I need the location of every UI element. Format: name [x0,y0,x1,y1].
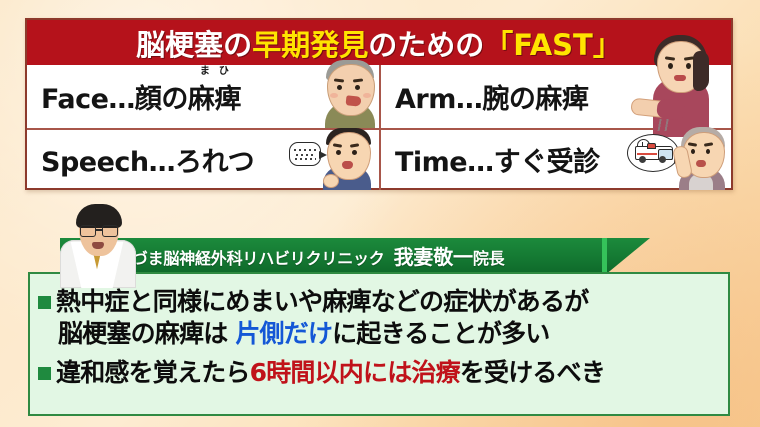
tv-news-graphic: 脳梗塞の早期発見のための「FAST」 Face…顔のまひ麻痺 [0,0,760,427]
fast-label-face: Face…顔のまひ麻痺 [41,77,241,116]
fast-separator-speech: … [149,147,176,178]
key-points-panel: 熱中症と同様にめまいや麻痺などの症状があるが 脳梗塞の麻痺は 片側だけに起きるこ… [28,272,730,416]
fast-cell-arm: Arm…腕の麻痺 [379,65,731,128]
fast-label-arm: Arm…腕の麻痺 [395,77,588,116]
fast-ruby-base-arm: 麻痺 [535,84,588,115]
fast-separator-time: … [467,147,494,178]
speaker-name-bar: あづま脳神経外科リハビリクリニック我妻敬一院長 [60,238,650,272]
speaker-name: 我妻敬一 [394,245,473,269]
fast-english-time: Time [395,147,467,178]
fast-ruby-wrap-face: まひ麻痺 [188,77,241,116]
glasses-icon [80,225,118,235]
fast-grid: Face…顔のまひ麻痺 Arm…腕の麻痺 [27,65,731,190]
fast-cell-speech: Speech…ろれつ [27,128,379,191]
bullet-square-icon [38,367,51,380]
key-point-1-line1: 熱中症と同様にめまいや麻痺などの症状があるが [56,287,588,316]
key-point-2-seg2: を受けるべき [460,358,605,387]
key-point-1-line2: 脳梗塞の麻痺は 片側だけに起きることが多い [56,318,588,350]
speaker-clinic: あづま脳神経外科リハビリクリニック [116,249,385,268]
fast-ruby-base-face: 麻痺 [188,84,241,115]
fast-separator-face: … [108,84,135,115]
man-slurred-speech-icon [307,124,377,190]
speaker-photo [52,196,144,288]
fast-japanese-face: 顔の [135,84,188,115]
fast-separator-arm: … [456,84,483,115]
fast-label-speech: Speech…ろれつ [41,140,254,179]
speaker-title: 院長 [473,249,505,268]
title-segment-2: のための [368,28,484,62]
fast-ruby-face: まひ [188,62,241,77]
fast-japanese-arm: 腕の [482,84,535,115]
key-point-2-text: 違和感を覚えたら6時間以内には治療を受けるべき [56,357,605,389]
speech-bubble-icon [289,142,321,166]
key-point-1-line2-highlight: 片側だけ [235,319,332,348]
woman-calling-ambulance-icon [627,124,731,190]
key-point-1: 熱中症と同様にめまいや麻痺などの症状があるが 脳梗塞の麻痺は 片側だけに起きるこ… [38,286,718,351]
key-point-2-seg0: 違和感を覚えたら [56,358,250,387]
woman-arm-weakness-icon [641,17,717,137]
fast-card: 脳梗塞の早期発見のための「FAST」 Face…顔のまひ麻痺 [25,18,733,190]
fast-english-arm: Arm [395,84,456,115]
key-point-1-text: 熱中症と同様にめまいや麻痺などの症状があるが 脳梗塞の麻痺は 片側だけに起きるこ… [56,286,588,351]
title-segment-0: 脳梗塞の [136,28,252,62]
fast-english-speech: Speech [41,147,149,178]
fast-cell-time: Time…すぐ受診 [379,128,731,191]
fast-label-time: Time…すぐ受診 [395,140,600,179]
fast-english-face: Face [41,84,108,115]
key-point-2: 違和感を覚えたら6時間以内には治療を受けるべき [38,357,718,389]
title-segment-3: 「FAST」 [484,28,622,62]
fast-cell-face: Face…顔のまひ麻痺 [27,65,379,128]
bullet-square-icon [38,296,51,309]
thought-bubble-icon [627,134,679,172]
key-point-1-line2-seg0: 脳梗塞の麻痺は [58,319,235,348]
key-point-2-highlight: 6時間以内には治療 [250,358,460,387]
ambulance-icon [635,145,673,163]
fast-japanese-time: すぐ受診 [494,147,600,178]
key-point-1-line2-seg2: に起きることが多い [332,319,549,348]
fast-japanese-speech: ろれつ [175,147,254,178]
elderly-man-icon [319,56,381,128]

Job
Format the data lines starting at the one containing "tv-news-graphic: 脳梗塞の早期発見のための「FAST」 Face…顔のまひ麻痺" and ending at the one containing "woman-calling-ambulance-icon [627,124,731,190]" as a JSON list of strings, one string per line, skipping any blank lines.

Solution below
[
  "tv-news-graphic: 脳梗塞の早期発見のための「FAST」 Face…顔のまひ麻痺 [0,0,760,427]",
  "fast-label-face: Face…顔のまひ麻痺 [41,77,241,116]",
  "fast-separator-speech: … [149,147,176,178]",
  "key-points-panel: 熱中症と同様にめまいや麻痺などの症状があるが 脳梗塞の麻痺は 片側だけに起きるこ… [28,272,730,416]",
  "fast-cell-arm: Arm…腕の麻痺 [379,65,731,128]",
  "fast-label-arm: Arm…腕の麻痺 [395,77,588,116]",
  "fast-ruby-base-arm: 麻痺 [535,84,588,115]",
  "fast-separator-time: … [467,147,494,178]",
  "speaker-name-bar: あづま脳神経外科リハビリクリニック我妻敬一院長 [60,238,650,272]",
  "speaker-name: 我妻敬一 [394,245,473,269]",
  "fast-english-time: Time [395,147,467,178]",
  "fast-ruby-wrap-face: まひ麻痺 [188,77,241,116]",
  "glasses-icon [80,225,118,235]",
  "fast-grid: Face…顔のまひ麻痺 Arm…腕の麻痺 [27,65,731,190]",
  "fast-cell-speech: Speech…ろれつ [27,128,379,191]",
  "bullet-square-icon [38,367,51,380]",
  "key-point-1-line1: 熱中症と同様にめまいや麻痺などの症状があるが [56,287,588,316]",
  "key-point-2-seg2: を受けるべき [460,358,605,387]",
  "key-point-1-line2: 脳梗塞の麻痺は 片側だけに起きることが多い [56,318,588,350]",
  "speaker-clinic: あづま脳神経外科リハビリクリニック [116,249,385,268]",
  "fast-ruby-base-face: 麻痺 [188,84,241,115]",
  "fast-separator-face: … [108,84,135,115]",
  "man-slurred-speech-icon [307,124,377,190]",
  "speaker-photo [52,196,144,288]",
  "fast-japanese-face: 顔の [135,84,188,115]",
  "fast-separator-arm: … [456,84,483,115]",
  "fast-label-speech: Speech…ろれつ [41,140,254,179]",
  "speaker-title: 院長 [473,249,505,268]",
  "title-segment-2: のための [368,28,484,62]",
  "fast-ruby-face: まひ [188,62,241,77]",
  "fast-japanese-arm: 腕の [482,84,535,115]",
  "key-point-2-text: 違和感を覚えたら6時間以内には治療を受けるべき [56,357,605,389]",
  "speech-bubble-icon [289,142,321,166]",
  "key-point-1-line2-highlight: 片側だけ [235,319,332,348]",
  "woman-calling-ambulance-icon [627,124,731,190]"
]